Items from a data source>
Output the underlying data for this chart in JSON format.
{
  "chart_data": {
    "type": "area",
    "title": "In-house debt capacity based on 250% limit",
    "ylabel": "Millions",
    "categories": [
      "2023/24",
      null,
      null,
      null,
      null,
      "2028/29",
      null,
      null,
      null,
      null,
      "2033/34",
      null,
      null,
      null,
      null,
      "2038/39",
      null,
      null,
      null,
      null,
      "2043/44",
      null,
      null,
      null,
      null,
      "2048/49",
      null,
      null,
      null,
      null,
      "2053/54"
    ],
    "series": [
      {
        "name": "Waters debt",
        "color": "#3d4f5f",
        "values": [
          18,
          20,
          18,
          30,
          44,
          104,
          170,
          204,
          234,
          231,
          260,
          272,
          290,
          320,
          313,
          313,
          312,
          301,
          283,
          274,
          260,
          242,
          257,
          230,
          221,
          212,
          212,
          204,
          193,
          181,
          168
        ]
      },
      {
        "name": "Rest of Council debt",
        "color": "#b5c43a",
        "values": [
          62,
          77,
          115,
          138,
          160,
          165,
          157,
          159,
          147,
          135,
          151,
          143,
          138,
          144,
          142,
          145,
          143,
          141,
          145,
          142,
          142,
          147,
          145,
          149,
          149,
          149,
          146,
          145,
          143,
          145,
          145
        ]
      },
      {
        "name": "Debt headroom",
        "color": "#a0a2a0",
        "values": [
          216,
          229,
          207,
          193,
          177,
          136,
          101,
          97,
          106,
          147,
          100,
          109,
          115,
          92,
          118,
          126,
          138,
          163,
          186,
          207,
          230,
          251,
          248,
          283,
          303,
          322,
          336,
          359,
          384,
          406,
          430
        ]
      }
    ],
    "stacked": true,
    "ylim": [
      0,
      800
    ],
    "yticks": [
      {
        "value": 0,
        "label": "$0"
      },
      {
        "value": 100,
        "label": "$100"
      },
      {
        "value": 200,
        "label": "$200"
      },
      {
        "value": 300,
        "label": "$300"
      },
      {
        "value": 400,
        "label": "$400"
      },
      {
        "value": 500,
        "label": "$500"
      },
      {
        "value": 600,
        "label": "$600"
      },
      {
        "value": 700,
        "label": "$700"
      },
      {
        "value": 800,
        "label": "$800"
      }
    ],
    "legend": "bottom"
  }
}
==
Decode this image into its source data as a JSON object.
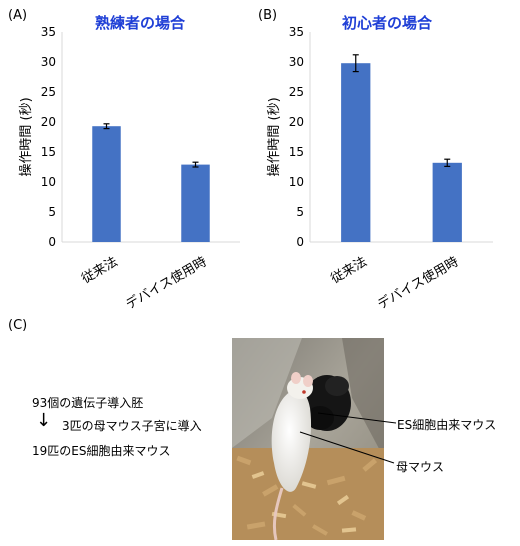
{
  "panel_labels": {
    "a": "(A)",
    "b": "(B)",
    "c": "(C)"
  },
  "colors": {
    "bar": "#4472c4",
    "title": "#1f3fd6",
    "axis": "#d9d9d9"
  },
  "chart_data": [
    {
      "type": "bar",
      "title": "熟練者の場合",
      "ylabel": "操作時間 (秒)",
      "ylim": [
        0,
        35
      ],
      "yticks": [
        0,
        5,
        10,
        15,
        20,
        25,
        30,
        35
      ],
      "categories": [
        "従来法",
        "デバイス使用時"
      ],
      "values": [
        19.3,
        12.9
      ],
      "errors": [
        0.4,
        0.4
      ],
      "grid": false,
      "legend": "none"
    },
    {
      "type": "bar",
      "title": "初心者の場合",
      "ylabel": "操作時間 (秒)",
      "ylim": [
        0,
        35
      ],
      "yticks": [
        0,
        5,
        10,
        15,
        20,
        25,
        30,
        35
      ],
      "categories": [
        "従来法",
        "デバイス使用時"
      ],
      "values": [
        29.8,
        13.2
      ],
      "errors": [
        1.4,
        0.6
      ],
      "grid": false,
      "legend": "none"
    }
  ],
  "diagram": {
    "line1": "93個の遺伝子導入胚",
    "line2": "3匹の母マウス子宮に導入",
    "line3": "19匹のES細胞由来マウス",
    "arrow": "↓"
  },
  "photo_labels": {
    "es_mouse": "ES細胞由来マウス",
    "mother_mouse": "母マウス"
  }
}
* * *
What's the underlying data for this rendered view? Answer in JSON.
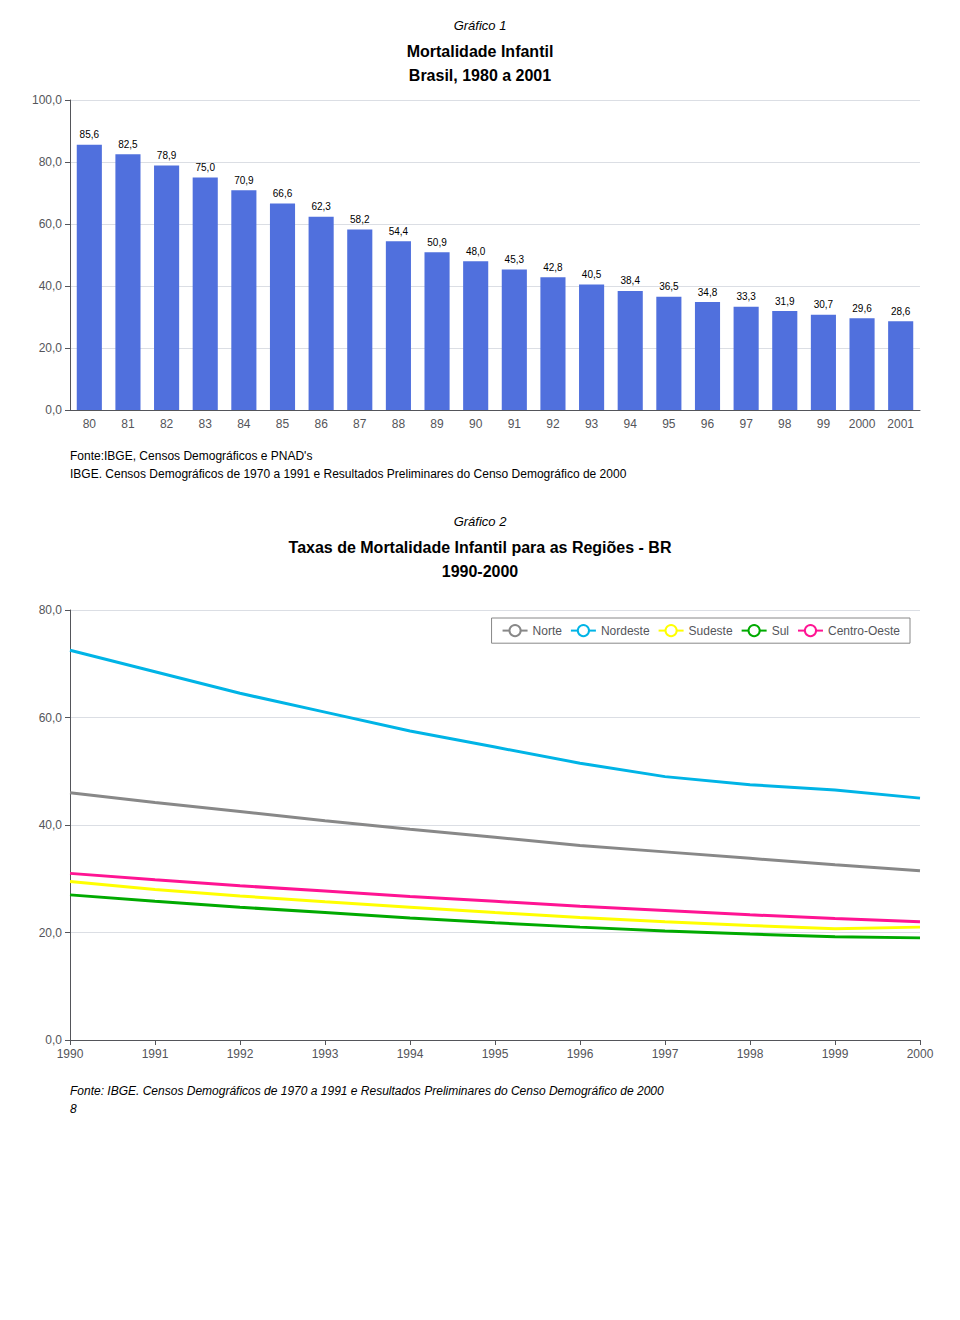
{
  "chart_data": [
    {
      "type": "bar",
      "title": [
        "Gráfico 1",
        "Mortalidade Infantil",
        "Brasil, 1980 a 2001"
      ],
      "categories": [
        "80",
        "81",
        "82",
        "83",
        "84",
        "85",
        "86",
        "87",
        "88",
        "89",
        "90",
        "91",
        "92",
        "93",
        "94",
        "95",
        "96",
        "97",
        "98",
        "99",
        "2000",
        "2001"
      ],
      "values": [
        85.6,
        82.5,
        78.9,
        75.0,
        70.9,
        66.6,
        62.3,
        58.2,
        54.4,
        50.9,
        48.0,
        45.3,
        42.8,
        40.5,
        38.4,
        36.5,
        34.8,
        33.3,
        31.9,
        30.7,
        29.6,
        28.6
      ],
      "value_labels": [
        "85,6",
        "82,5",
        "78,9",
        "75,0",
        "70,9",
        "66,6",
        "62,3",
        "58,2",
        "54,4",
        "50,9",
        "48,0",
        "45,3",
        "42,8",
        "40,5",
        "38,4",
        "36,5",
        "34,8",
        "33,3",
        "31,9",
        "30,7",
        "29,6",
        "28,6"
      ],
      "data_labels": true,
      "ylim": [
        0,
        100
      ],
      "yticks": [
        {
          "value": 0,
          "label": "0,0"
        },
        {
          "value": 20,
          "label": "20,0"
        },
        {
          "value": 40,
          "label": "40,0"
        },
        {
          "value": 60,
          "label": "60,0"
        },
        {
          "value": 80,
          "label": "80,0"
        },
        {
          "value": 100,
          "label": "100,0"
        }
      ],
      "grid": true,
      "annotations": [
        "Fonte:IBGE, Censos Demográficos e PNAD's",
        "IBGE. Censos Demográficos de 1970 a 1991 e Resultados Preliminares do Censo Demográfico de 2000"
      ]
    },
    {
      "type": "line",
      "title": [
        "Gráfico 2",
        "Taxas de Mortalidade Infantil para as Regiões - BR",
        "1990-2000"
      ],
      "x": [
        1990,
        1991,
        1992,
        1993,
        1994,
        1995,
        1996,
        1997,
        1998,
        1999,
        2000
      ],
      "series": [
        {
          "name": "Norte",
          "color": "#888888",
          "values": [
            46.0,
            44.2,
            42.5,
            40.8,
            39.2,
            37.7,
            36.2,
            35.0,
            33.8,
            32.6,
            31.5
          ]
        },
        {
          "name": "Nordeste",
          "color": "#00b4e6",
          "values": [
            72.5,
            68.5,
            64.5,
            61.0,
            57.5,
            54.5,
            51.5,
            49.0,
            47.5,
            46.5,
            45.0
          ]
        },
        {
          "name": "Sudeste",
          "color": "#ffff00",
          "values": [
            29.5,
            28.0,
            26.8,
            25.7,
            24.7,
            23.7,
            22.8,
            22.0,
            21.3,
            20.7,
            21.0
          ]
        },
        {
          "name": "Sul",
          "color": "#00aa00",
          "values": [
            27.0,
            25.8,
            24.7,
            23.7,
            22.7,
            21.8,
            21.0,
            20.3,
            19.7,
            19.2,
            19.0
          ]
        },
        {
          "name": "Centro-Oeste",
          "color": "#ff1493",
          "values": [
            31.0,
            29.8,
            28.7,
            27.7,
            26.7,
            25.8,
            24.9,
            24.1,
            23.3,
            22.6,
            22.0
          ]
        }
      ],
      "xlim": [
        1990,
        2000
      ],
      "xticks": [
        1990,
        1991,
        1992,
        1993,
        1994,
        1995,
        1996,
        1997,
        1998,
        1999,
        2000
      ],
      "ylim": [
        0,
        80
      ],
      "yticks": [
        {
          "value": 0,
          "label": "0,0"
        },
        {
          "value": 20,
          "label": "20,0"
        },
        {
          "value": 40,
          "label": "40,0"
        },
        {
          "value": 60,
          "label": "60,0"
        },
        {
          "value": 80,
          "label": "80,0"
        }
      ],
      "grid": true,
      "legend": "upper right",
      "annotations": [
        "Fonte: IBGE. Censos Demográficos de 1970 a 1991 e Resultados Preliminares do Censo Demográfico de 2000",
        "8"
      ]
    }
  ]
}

Work to do> Each line containing the word "legend" counts once; report the total alone.

Answer to the exercise> 4